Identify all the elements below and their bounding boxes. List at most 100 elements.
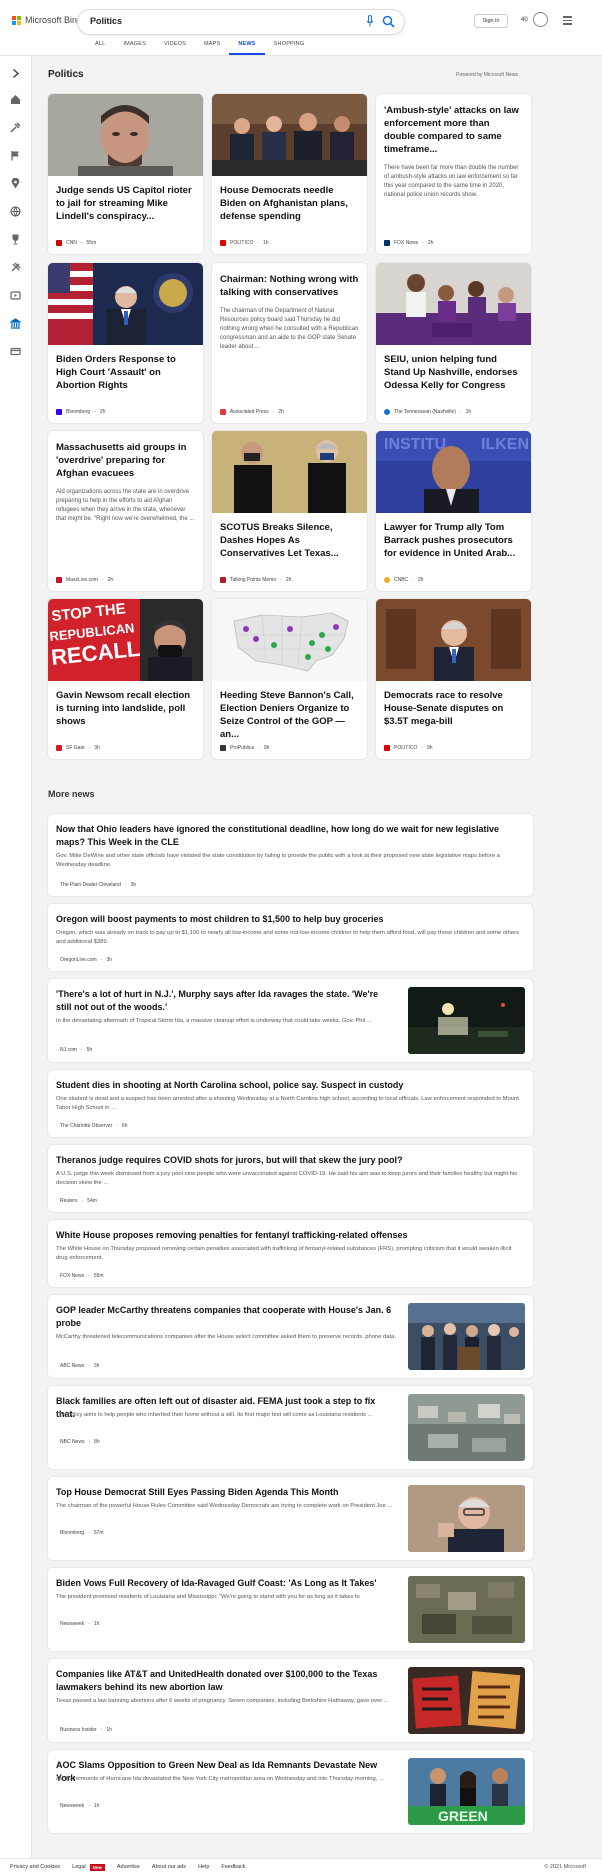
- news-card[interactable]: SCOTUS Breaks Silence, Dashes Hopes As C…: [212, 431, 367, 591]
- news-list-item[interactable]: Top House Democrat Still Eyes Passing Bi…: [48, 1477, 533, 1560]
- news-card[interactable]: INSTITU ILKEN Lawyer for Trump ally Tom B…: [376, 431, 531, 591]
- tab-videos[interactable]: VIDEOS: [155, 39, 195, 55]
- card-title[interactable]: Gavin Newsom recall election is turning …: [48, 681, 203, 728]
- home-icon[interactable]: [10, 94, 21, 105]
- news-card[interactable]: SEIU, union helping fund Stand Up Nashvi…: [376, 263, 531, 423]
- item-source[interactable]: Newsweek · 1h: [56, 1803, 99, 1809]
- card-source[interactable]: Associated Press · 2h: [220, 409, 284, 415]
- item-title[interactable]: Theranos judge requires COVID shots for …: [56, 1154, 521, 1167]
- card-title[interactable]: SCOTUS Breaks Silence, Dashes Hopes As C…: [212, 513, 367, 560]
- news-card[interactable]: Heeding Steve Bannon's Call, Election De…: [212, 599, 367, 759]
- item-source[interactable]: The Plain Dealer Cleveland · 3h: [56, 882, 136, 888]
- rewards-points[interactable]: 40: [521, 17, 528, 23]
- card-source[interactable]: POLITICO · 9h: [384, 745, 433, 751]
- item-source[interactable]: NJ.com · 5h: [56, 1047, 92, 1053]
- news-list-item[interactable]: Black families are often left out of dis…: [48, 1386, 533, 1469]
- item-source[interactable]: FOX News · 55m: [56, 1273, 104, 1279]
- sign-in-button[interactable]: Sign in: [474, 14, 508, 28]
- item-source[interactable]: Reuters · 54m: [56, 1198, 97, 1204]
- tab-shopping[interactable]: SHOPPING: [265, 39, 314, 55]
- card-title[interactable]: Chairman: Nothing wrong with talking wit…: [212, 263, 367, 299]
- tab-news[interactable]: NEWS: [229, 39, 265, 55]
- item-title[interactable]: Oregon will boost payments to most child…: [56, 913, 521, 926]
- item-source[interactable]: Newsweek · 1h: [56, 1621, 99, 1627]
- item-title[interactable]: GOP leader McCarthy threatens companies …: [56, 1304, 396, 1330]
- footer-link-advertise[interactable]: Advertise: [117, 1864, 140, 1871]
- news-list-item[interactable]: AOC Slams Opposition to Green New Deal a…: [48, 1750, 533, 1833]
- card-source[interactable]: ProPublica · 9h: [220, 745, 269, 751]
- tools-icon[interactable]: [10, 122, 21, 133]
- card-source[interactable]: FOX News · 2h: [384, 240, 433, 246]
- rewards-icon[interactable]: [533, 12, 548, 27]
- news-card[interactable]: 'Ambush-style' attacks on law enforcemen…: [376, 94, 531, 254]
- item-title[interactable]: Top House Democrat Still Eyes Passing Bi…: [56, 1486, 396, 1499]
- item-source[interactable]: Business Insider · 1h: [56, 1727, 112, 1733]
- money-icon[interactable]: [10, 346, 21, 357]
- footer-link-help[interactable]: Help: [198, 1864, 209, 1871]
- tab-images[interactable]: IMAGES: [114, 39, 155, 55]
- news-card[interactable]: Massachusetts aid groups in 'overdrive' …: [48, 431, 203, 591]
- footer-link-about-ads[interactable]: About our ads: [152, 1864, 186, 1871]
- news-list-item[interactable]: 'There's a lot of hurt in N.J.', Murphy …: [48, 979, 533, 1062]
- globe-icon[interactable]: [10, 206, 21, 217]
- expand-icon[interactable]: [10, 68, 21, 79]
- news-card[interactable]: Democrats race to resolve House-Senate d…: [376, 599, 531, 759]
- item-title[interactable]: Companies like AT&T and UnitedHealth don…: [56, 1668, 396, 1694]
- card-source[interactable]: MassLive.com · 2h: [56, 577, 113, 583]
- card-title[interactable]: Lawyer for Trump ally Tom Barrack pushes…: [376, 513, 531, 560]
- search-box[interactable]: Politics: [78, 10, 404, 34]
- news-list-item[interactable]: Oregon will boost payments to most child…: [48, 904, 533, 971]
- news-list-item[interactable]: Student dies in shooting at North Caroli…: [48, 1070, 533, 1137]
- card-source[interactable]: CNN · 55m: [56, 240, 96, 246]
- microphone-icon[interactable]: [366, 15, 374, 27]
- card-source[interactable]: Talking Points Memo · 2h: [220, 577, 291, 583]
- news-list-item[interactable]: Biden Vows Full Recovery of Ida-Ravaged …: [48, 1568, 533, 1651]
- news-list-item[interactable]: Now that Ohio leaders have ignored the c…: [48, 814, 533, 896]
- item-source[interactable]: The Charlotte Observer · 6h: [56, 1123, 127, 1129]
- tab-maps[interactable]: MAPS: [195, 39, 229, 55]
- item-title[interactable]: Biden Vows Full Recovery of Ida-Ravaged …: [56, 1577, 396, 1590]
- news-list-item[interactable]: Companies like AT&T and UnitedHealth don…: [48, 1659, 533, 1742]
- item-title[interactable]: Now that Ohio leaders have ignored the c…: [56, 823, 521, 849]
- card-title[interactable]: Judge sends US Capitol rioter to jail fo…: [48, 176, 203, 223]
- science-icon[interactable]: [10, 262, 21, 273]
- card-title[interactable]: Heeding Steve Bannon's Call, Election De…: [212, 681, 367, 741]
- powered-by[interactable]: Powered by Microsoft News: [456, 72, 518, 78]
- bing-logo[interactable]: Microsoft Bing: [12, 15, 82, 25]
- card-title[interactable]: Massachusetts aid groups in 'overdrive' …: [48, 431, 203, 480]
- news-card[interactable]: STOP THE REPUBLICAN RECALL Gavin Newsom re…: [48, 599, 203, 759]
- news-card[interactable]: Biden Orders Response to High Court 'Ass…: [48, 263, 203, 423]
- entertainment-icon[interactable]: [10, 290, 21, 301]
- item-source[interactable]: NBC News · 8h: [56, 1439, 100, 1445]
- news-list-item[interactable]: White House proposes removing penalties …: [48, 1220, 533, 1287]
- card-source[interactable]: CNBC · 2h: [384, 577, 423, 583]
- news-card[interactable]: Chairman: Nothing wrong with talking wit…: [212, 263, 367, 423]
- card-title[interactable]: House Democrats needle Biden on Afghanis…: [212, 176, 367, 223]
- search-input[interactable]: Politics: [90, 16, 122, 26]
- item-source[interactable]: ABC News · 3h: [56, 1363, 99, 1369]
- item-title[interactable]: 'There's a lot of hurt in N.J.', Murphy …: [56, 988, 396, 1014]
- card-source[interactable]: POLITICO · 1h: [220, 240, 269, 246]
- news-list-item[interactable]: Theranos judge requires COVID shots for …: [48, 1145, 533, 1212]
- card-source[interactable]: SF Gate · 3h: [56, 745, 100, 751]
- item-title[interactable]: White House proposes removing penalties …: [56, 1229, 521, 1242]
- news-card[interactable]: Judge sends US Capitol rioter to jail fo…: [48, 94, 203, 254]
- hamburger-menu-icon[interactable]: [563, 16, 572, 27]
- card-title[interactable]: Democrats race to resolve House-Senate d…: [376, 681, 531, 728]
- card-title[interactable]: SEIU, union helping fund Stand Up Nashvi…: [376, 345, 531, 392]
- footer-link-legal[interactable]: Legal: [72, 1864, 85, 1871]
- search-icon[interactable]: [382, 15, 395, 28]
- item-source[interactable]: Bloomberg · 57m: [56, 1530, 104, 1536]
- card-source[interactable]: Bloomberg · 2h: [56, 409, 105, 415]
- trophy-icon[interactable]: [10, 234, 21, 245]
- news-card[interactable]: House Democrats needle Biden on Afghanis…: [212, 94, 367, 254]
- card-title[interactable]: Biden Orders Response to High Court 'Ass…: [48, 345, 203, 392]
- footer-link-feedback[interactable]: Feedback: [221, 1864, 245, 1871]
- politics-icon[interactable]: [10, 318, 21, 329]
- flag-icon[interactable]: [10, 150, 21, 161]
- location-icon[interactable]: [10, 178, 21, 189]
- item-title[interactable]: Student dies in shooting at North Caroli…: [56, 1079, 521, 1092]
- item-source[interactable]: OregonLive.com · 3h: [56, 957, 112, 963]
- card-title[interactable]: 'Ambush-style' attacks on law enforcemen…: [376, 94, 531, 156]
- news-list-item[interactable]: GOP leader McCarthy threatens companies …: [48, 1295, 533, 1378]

○ ○ ○ ○ ○ ○ ○

▸ **Exercise requirements**:
Reproduce verbatim every line from the one containing "- news-card[interactable]: SCOTUS" down to the one containing "- card-source[interactable]: Associated", both ends included.

▸ **Solution to the exercise**:
- news-card[interactable]: SCOTUS Breaks Silence, Dashes Hopes As C…: [212, 431, 367, 591]
- news-list-item[interactable]: Top House Democrat Still Eyes Passing Bi…: [48, 1477, 533, 1560]
- news-card[interactable]: INSTITU ILKEN Lawyer for Trump ally Tom B…: [376, 431, 531, 591]
- tab-videos[interactable]: VIDEOS: [155, 39, 195, 55]
- card-title[interactable]: Gavin Newsom recall election is turning …: [48, 681, 203, 728]
- home-icon[interactable]: [10, 94, 21, 105]
- news-card[interactable]: SEIU, union helping fund Stand Up Nashvi…: [376, 263, 531, 423]
- item-source[interactable]: Newsweek · 1h: [56, 1803, 99, 1809]
- card-source[interactable]: Associated Press · 2h: [220, 409, 284, 415]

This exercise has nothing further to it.